#### 課題:
- A) 本文のうち、「また、制御部20は、人手によ」で始まり「な経路として設定してもよい。」まで続く部分を、一字一句変えずに書き出してください。
- B) 本文によると、制御部20が方位角を特定するとき、基準(0°)とする方向はどの方向ですか。

#### 本文:
________________________________________
また、制御部20は、人手により決定された周遊地点の訪問順序での周遊地点間の経路の指定を受け付けてもよい。例えば、制御部20は、人手により決定された経路を、周遊地点間の経路として受け付けてもよい。その際に、制御部20は、指定された経路を、順方向の1つの経路として設定してもよいし、観光地によっては逆方向の経路として設定してもよいし、順方向及び逆方向の双方の移動が可能な経路として設定してもよい。
【0019】
本実施形態では、制御部20は、観光地における複数の周遊地点の全てを通る周遊地点間経路を生成するが、制御部20は、観光地における複数の周遊地点の少なくとも一部を通る周遊地点間経路を生成することとしてもよい。
【0020】
制御部20は、生成した周遊地点間経路それぞれについて、出発地になりうる領域が区分された複数のエリアのうちの少なくとも1つと対応づけて、記録媒体30に記録する。本実施形態では、制御部20は、周遊地点間経路の情報として、開始地点、終了地点、周遊地点間の経路の情報を記録する。この複数のエリアとして、予め区画された複数のエリアが規定されている。以下では、この区画されたエリアを、区画エリアとする。本実施形態では、観光地は日本国内に存在し、複数の区画エリアとして、日本の行政区画に基づくエリアが規定されている。本実施形態では、複数の区画エリアとして、都道府県それぞれが規定されているとするが、例えば、地方(例えば、関西地方、関東地方等)、市町村等の他のエリアが規定されていてもよい。ただし、観光地は日本国外に存在し、複数の区画エリアとして、日本以外の国を含むエリアが規定されてもよい。例えば、複数の区画エリアとして、日本以外の国の行政区画に基づくエリアが規定されてもよい。
【0021】
制御部20は、生成した周遊地点間経路における開始地点と、複数の区画エリアそれぞれと、の位置関係に基づいて、周遊地点間経路に対応づける区画エリアを特定する。本実施形態では、制御部20は、観光地から見て生成した周遊地点間経路における開始地点と同じ方面の区画エリアを、この周遊地点間経路に対応づける区画エリアとして特定する。より具体的には、制御部20は、観光地における基準となる既定の地点(例えば、観光地における周遊地点群の平均の位置の地点、既定のオブジェクト(ランドマーク、役所等)の地点等)から、生成した周遊地点間経路の開始地点の方向を特定する。以下では、観光地における基準となる既定の地点を、観光地基準地点とする。本実施形態では、制御部20は、北方向を基準(0°)として、観光地基準地点から見た周遊地点間経路の開始地点の方向の方位角を特定する。また、制御部20は、同様に、観光地基準地点から見た複数の区画エリアにおける基準となる地点であるエリア基準地点それぞれの方位角を特定する。エリア基準地点は、例えば、区画エリアにおける役所、ランドマーク等の地点である。
________________________________________
#### 提供情報:

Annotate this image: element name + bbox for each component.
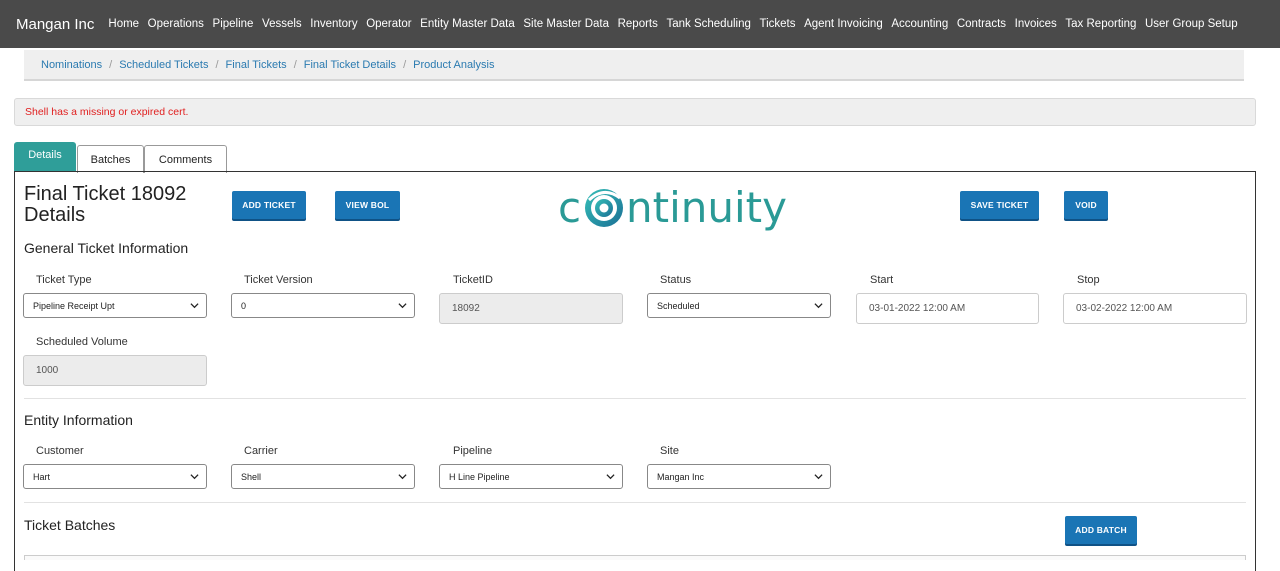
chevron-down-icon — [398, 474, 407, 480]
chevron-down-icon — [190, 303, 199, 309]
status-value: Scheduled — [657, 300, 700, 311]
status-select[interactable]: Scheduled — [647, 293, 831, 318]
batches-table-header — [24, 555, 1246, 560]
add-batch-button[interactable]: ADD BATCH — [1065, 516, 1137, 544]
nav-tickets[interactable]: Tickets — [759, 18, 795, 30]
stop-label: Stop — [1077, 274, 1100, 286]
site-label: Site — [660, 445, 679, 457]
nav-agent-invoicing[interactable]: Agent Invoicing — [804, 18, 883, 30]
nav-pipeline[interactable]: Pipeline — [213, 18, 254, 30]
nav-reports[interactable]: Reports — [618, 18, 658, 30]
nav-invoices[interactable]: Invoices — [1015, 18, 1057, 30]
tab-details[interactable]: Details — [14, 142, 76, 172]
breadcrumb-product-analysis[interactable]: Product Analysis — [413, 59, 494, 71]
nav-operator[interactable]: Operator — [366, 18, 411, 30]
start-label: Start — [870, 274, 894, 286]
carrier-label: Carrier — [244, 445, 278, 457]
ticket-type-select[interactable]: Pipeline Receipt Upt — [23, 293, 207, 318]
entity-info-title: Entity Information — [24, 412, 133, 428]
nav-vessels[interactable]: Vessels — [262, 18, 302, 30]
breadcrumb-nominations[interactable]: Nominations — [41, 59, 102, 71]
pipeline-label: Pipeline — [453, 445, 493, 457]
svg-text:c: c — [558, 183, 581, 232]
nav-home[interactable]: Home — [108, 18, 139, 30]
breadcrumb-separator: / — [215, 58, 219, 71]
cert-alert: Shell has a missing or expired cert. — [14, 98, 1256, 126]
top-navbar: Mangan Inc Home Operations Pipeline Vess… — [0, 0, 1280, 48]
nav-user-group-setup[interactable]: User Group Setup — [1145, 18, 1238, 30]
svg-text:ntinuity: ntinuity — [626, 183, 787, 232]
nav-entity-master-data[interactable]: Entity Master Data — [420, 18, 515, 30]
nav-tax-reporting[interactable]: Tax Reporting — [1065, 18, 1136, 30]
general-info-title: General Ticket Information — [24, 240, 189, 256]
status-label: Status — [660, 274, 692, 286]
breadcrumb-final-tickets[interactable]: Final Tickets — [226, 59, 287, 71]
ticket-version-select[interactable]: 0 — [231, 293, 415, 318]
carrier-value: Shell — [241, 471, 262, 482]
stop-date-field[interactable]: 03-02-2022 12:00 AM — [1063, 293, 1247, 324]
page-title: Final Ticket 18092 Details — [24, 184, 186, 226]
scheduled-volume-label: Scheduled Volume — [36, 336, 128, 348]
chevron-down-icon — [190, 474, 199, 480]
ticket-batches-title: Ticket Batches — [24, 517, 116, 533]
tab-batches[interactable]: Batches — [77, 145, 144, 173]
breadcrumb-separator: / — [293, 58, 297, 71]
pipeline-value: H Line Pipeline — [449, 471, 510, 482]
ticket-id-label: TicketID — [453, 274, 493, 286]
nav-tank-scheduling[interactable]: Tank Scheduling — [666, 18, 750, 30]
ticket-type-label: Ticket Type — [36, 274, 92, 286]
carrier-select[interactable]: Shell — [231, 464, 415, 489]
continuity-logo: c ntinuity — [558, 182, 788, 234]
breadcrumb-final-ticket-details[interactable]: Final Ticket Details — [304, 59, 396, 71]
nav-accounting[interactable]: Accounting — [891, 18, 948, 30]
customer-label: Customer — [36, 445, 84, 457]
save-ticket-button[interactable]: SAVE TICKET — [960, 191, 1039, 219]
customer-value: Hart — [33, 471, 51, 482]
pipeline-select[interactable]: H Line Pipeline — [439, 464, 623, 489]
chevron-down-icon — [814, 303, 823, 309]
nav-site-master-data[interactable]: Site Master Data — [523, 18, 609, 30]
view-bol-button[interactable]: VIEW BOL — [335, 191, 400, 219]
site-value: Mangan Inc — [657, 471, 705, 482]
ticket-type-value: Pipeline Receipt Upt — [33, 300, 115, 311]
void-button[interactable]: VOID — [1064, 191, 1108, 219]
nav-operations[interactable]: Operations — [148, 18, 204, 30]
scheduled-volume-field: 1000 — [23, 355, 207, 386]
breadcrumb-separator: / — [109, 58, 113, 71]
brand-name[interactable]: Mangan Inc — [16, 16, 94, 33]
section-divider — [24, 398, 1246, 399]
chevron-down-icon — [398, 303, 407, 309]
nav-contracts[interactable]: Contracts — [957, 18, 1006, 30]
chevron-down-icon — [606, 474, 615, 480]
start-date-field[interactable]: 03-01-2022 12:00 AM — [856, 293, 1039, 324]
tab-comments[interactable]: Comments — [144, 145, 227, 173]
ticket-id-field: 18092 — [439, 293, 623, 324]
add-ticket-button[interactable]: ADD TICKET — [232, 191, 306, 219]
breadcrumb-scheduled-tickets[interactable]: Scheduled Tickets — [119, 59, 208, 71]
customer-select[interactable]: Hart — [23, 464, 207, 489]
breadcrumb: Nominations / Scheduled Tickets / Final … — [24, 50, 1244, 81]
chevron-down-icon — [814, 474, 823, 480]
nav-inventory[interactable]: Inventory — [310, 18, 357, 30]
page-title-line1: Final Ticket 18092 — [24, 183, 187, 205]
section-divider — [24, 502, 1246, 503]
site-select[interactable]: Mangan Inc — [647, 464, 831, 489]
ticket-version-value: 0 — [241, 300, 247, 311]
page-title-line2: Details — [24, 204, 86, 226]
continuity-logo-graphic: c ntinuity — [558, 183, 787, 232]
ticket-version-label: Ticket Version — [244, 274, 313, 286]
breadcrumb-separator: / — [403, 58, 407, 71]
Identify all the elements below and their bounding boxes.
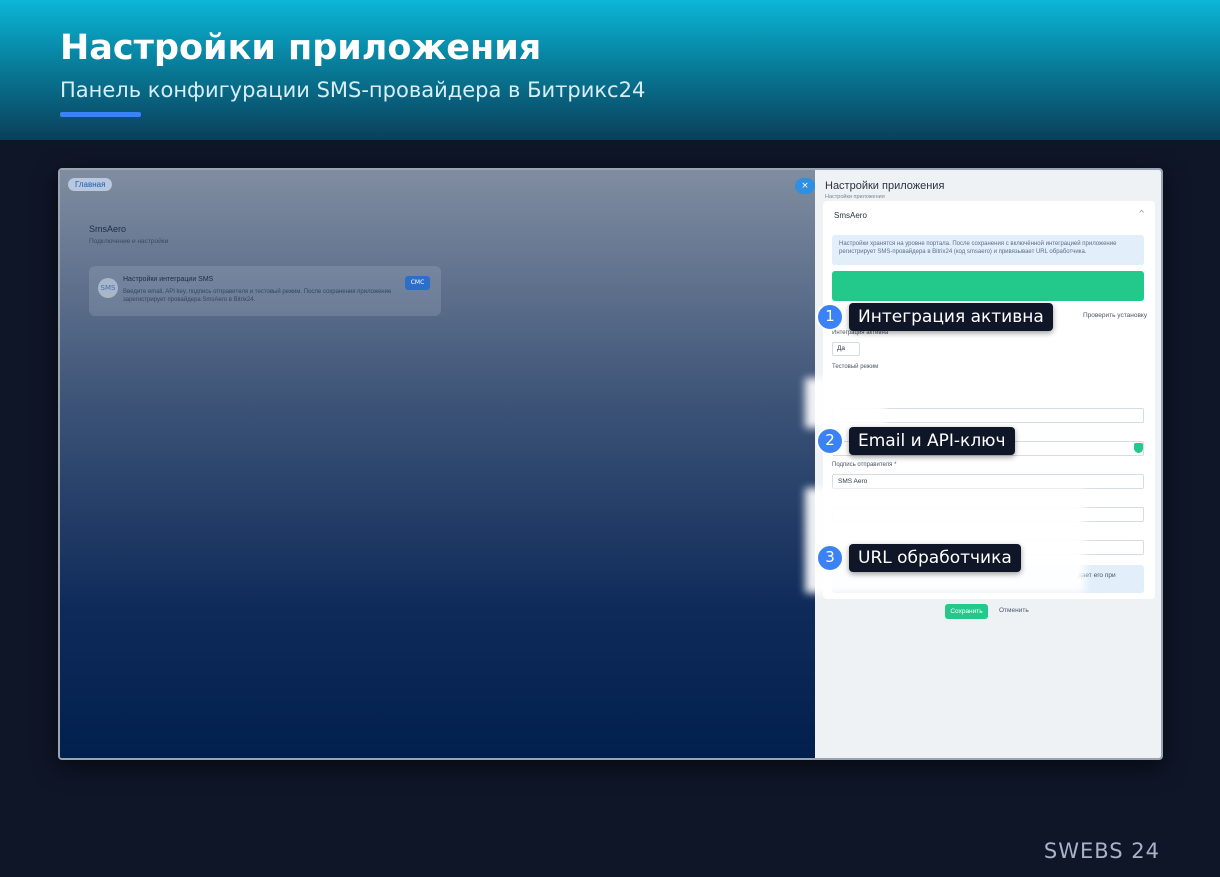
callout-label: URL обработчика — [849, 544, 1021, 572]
________________________________________
#### 解答一覧:
- A)
また、制御部20は、人手により決定された周遊地点の訪問順序での周遊地点間の経路の指定を受け付けてもよい。例えば、制御部20は、人手により決定された経路を、周遊地点間の経路として受け付けてもよい。その際に、制御部20は、指定された経路を、順方向の1つの経路として設定してもよいし、観光地によっては逆方向の経路として設定してもよいし、順方向及び逆方向の双方の移動が可能な経路として設定してもよい。

- B) 北方向です。